PASSAGE TO READ:
Tuesday, February 26, 2013

What is Hive

Hive is a data warehouse system for Hadoop that facilitates easy data summarization, ad-hoc queries, and the analysis of large datasets stored in Hadoop compatible file systems. Hive provides a mechanism to project structure onto this data and query the data using a SQL-like language called HiveQL. At the same time this language also allows traditional map/reduce programmers to plug in their custom mappers and reducers when it is inconvenient or inefficient to express this logic in HiveQL.



Hive is an abstraction on top of MapReduce it allows users to query data in the Hadoop cluster without knowing Java or MapReduce.It Uses the HiveQL language,Very similar to SQL.

8 Points about Hive:-
  • Hive was originally developed at Facebook
  • Provides a very SQL-like language
  • Can be used by people who know SQL
  • Enabling Hive requires almost no extra work by the system administrator
  • Hive ‘layers’ table definitions on top of data in HDFS
  • Hive tables are stored in Hive’s ‘warehouse’ directory in HDFS, By default, /user/hive/warehouse
  • Tables are stored in subdirectories of the warehouse directory
  • Actual data is stored in flat files- Control character-delimited text, or SequenceFiles
Hive is Data warehousing tool on top of Hadoop.It same as SQL
  • SQL like Queries
  • SHOW TABLES, DESCRIBE, DROPTABLE
  • CREATE TABLE, ALTER TABLE
  • SELECT, INSERT
Hive Limitations
  • Not all ‘standard’ SQL is supported
  • No support for UPDATE or DELETE
  • No support for INSERTing single rows
  • Relatively limited number of built-in functions
  • No datatypes for date or time - Use the STRING datatype instead.In new version date or time datatype will support.

Hive Architecture



Metastore: stores system catalog
Driver: manages life cycle of HiveQL query as it moves thru’ HIVE; also manages session handle and session statistics
Query compiler: Compiles HiveQL into a directed acyclic graph of map/reduce tasks
Execution engines: The component executes the tasks in proper dependency order; interacts with Hadoop
HiveServer: provides Thrift interface and JDBC/ODBC for integrating other applications.

DIRECTIVE 1:
According to the Hive overview, where was Hive originally developed?
The Hive overview and the listing have no connection to each other.

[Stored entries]

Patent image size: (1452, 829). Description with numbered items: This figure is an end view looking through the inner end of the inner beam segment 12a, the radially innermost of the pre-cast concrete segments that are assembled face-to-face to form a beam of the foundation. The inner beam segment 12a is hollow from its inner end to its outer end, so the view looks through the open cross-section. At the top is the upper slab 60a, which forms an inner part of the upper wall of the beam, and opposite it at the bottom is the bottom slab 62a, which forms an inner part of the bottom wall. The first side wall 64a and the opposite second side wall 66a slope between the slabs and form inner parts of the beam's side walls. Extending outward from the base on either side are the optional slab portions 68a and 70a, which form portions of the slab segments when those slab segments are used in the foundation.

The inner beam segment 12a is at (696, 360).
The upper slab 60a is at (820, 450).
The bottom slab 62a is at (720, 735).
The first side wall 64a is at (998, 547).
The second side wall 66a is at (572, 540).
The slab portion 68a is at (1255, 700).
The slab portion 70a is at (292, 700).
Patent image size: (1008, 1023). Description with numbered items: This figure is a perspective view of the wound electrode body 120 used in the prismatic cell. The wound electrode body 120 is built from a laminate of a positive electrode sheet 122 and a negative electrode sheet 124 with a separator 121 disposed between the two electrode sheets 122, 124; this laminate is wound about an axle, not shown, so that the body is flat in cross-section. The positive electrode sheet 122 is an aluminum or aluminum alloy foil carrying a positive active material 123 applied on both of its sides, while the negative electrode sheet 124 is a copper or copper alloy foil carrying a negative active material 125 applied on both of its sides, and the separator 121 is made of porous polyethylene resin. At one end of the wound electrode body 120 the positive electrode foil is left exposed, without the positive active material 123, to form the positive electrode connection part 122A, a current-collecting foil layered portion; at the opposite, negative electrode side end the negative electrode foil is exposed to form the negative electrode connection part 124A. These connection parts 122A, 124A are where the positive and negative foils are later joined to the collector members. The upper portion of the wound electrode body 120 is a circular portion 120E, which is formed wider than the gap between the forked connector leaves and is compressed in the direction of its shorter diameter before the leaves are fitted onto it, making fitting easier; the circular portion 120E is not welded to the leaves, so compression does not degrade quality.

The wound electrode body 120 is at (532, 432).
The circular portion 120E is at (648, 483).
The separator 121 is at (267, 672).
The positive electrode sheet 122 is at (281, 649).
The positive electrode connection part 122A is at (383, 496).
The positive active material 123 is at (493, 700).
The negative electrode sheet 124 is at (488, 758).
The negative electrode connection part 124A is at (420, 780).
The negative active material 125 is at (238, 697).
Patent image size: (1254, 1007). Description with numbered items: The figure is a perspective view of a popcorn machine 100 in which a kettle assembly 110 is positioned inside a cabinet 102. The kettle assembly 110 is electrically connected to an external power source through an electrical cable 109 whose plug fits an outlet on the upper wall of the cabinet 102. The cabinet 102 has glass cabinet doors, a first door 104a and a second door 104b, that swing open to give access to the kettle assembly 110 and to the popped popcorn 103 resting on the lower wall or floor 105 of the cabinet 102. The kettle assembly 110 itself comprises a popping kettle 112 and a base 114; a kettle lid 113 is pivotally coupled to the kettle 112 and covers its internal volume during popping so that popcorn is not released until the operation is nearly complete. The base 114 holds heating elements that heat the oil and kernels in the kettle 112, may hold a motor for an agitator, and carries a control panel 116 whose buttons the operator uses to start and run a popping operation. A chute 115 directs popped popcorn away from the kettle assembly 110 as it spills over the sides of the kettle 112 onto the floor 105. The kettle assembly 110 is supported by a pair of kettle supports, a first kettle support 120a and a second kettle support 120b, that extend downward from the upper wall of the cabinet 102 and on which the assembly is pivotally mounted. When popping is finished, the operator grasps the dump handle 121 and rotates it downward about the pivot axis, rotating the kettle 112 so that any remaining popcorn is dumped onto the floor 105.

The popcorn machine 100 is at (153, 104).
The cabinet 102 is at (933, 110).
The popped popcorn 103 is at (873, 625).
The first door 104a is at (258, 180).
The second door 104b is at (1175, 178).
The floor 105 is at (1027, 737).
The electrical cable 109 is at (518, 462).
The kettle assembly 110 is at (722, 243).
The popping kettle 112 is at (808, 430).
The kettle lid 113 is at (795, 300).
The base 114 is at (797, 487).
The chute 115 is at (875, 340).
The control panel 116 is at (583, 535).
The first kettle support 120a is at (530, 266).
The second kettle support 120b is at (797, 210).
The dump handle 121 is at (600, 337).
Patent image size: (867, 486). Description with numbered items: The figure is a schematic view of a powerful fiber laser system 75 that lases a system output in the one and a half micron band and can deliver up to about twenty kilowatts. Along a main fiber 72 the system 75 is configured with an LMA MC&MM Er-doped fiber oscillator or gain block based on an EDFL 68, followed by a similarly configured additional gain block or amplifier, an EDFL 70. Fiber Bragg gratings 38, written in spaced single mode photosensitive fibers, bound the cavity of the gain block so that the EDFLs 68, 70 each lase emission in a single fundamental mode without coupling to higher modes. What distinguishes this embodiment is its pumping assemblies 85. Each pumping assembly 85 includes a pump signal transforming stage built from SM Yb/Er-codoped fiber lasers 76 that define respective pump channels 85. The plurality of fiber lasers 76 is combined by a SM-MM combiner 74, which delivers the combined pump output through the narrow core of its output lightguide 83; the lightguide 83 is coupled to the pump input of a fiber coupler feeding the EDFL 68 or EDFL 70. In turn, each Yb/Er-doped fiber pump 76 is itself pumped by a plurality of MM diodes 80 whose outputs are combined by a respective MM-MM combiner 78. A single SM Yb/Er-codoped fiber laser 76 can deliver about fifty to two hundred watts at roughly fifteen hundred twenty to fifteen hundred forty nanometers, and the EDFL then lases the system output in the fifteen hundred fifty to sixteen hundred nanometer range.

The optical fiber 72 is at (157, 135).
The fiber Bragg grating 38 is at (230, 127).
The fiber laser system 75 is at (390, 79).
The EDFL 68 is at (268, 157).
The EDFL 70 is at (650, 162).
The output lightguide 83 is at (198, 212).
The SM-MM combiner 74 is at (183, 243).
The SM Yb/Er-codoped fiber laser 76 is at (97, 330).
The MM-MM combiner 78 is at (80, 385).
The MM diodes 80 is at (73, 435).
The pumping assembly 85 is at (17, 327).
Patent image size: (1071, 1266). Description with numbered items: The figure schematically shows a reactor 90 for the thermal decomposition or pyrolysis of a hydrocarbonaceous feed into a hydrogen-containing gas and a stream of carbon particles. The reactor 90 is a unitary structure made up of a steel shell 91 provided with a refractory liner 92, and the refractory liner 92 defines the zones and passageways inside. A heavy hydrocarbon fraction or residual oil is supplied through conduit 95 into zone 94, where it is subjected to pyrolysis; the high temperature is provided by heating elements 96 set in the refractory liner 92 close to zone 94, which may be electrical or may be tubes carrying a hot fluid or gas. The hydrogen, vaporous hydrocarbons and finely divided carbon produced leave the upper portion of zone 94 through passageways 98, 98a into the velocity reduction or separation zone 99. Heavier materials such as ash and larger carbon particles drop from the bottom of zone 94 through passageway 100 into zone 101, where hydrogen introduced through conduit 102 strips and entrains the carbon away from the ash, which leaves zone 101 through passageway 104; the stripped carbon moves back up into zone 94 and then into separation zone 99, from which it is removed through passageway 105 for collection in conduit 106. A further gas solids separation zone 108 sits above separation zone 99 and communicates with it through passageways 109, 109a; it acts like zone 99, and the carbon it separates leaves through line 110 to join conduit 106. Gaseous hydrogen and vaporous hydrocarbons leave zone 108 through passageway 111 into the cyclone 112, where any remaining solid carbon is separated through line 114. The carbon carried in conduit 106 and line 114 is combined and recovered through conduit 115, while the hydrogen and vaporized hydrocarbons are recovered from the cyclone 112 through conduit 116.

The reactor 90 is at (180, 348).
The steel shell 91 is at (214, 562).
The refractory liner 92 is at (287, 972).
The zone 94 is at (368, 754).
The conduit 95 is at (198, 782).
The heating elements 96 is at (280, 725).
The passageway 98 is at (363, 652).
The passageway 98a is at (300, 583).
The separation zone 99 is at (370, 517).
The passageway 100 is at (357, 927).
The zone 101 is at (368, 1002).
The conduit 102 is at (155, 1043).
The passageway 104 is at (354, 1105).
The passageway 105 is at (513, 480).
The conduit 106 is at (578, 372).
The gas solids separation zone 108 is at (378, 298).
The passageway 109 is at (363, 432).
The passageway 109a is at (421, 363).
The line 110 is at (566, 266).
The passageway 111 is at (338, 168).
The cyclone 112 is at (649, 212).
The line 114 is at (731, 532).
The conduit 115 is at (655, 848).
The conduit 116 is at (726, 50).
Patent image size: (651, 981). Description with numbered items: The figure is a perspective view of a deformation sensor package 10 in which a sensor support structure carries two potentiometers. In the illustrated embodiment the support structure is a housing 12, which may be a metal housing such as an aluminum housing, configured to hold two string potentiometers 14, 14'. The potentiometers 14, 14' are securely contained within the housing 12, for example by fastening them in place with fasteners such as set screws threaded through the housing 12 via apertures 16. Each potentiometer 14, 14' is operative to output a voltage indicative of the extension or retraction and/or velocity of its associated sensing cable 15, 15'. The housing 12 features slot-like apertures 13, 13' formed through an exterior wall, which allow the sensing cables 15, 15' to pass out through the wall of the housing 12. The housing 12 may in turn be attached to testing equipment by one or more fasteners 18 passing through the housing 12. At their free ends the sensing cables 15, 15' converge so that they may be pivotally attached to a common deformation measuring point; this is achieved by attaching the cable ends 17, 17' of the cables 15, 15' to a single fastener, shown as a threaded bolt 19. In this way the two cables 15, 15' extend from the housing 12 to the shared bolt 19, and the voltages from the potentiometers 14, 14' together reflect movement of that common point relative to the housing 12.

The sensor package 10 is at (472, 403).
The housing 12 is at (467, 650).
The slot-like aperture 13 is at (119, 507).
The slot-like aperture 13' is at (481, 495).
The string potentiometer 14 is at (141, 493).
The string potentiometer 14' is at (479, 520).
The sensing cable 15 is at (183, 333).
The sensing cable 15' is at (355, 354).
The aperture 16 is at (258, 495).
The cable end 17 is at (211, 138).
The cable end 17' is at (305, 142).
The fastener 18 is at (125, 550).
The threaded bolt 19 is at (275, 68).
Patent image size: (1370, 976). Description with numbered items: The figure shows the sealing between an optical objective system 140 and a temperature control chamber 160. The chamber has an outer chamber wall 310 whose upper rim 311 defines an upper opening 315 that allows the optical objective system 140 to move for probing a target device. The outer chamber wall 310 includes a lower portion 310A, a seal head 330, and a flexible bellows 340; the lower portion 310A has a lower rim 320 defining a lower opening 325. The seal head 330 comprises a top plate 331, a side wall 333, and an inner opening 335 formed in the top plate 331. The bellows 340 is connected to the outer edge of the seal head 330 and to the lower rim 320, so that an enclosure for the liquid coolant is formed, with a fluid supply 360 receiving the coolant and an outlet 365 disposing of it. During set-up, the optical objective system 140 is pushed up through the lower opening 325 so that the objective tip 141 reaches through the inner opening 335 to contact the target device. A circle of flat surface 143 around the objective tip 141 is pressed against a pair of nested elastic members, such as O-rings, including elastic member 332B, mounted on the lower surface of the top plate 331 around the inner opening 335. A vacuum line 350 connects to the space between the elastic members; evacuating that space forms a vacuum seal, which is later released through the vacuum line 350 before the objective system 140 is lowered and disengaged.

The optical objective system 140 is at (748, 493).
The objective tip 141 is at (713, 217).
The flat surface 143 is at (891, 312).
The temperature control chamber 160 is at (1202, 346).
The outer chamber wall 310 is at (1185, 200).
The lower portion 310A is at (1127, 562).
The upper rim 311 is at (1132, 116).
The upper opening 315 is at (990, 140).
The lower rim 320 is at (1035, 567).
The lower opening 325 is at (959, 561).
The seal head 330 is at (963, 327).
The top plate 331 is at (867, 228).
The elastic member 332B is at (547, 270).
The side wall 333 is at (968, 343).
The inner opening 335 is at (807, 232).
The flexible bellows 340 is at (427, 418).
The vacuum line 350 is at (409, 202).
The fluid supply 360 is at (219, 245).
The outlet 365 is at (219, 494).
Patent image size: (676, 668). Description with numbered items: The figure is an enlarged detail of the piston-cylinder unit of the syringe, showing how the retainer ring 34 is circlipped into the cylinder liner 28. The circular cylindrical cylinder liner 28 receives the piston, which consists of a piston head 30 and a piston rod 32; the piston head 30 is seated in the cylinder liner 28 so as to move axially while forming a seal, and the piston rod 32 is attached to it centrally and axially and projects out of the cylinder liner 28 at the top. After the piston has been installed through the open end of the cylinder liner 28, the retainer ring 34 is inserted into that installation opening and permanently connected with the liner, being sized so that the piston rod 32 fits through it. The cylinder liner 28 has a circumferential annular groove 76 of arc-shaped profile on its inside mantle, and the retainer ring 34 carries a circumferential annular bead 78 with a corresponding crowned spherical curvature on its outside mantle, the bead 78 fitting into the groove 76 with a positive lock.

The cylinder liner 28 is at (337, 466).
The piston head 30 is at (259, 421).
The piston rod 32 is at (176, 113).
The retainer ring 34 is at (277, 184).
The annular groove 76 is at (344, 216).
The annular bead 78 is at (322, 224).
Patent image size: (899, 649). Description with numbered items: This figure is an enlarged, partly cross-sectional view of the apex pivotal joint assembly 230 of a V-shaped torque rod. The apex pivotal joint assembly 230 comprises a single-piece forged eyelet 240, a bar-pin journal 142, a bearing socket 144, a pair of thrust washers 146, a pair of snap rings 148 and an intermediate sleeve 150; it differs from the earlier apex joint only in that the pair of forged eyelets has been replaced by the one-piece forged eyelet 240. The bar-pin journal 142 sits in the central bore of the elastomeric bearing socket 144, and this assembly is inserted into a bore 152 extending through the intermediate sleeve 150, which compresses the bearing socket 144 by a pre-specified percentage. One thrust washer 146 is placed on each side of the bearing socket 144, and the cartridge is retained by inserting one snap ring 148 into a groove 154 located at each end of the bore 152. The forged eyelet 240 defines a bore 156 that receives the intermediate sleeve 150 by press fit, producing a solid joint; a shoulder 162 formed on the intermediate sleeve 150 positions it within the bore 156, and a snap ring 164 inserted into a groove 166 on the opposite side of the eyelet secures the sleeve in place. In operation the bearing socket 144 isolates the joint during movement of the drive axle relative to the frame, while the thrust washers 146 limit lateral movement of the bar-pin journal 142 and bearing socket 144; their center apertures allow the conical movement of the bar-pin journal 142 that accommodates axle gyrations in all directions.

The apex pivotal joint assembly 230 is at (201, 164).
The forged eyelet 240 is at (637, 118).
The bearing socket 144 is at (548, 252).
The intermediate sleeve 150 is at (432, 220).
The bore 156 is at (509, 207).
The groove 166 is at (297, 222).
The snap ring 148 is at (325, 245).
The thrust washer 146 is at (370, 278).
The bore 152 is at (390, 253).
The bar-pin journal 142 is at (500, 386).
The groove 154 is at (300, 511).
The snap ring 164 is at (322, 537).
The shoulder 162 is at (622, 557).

DIRECTIVE 2:
In the listing, switch "piston-cylinder unit" to "piston-and-cylinder assembly" starting with the line containing "Patent image size: (676, 668)." and going on through the line containing "The annular groove 76 is at (344, 216).". Return only those lines, with nothing else changed.

ANSWER 1:
At Facebook.

ANSWER 2:
Patent image size: (676, 668). Description with numbered items: The figure is an enlarged detail of the piston-and-cylinder assembly of the syringe, showing how the retainer ring 34 is circlipped into the cylinder liner 28. The circular cylindrical cylinder liner 28 receives the piston, which consists of a piston head 30 and a piston rod 32; the piston head 30 is seated in the cylinder liner 28 so as to move axially while forming a seal, and the piston rod 32 is attached to it centrally and axially and projects out of the cylinder liner 28 at the top. After the piston has been installed through the open end of the cylinder liner 28, the retainer ring 34 is inserted into that installation opening and permanently connected with the liner, being sized so that the piston rod 32 fits through it. The cylinder liner 28 has a circumferential annular groove 76 of arc-shaped profile on its inside mantle, and the retainer ring 34 carries a circumferential annular bead 78 with a corresponding crowned spherical curvature on its outside mantle, the bead 78 fitting into the groove 76 with a positive lock.

The cylinder liner 28 is at (337, 466).
The piston head 30 is at (259, 421).
The piston rod 32 is at (176, 113).
The retainer ring 34 is at (277, 184).
The annular groove 76 is at (344, 216).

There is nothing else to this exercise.